* Problem statement: Of the lines in the records that follow, how many include the word "this"? Answer with a bare number.

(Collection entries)
★ ★ ★ ★
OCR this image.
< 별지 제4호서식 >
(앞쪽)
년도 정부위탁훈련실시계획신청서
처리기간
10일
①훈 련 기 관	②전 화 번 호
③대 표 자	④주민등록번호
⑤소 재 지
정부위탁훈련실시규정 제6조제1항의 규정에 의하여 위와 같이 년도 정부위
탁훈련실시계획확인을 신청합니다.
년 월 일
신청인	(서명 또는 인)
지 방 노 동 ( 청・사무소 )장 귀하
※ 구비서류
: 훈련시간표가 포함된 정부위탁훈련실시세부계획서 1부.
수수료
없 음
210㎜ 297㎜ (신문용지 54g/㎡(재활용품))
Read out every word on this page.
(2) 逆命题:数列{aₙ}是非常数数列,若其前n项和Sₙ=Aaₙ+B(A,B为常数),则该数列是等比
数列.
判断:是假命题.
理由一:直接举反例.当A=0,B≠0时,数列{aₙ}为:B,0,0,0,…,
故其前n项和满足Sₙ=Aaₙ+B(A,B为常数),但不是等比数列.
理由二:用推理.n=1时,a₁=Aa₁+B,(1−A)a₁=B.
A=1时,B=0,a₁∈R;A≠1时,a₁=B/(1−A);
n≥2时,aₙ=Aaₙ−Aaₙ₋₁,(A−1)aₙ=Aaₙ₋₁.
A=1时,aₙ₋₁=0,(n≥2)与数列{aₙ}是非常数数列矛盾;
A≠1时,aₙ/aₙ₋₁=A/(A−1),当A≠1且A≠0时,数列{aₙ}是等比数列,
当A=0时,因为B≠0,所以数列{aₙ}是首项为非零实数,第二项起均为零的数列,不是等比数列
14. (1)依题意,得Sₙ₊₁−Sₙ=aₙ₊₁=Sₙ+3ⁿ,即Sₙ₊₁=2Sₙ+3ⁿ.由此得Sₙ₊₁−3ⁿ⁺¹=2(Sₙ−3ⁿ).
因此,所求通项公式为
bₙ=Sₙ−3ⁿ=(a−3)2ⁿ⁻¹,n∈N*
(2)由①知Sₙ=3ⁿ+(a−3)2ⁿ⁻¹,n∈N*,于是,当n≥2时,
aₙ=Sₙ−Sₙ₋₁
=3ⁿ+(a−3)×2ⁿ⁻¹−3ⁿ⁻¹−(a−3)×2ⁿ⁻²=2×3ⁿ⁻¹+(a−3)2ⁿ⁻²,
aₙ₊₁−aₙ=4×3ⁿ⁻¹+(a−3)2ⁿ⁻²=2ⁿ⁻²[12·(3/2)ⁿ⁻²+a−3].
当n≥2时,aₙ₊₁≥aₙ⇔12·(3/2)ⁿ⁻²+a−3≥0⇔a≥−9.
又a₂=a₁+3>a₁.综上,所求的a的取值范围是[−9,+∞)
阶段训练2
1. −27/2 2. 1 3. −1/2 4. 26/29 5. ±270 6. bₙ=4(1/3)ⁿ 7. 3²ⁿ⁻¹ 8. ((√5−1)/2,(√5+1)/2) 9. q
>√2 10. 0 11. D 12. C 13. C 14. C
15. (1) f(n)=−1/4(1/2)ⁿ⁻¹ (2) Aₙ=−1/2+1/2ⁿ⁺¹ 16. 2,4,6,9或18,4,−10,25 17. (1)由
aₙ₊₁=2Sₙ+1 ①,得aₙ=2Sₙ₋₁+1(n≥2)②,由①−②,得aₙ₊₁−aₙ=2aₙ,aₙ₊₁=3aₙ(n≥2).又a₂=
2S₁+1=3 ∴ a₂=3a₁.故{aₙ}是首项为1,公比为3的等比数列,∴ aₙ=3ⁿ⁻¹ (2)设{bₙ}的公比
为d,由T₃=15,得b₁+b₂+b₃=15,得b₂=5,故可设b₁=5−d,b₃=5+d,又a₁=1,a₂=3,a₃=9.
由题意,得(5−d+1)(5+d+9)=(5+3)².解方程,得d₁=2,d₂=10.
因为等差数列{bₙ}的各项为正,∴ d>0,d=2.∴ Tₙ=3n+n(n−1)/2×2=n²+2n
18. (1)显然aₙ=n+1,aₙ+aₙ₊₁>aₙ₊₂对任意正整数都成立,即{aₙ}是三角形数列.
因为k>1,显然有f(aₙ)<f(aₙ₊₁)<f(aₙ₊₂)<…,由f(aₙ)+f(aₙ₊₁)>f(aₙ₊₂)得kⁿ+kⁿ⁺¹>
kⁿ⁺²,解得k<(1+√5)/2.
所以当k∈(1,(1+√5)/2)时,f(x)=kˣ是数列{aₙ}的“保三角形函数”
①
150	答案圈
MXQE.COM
★ ★ ★ ★
* The reply: 2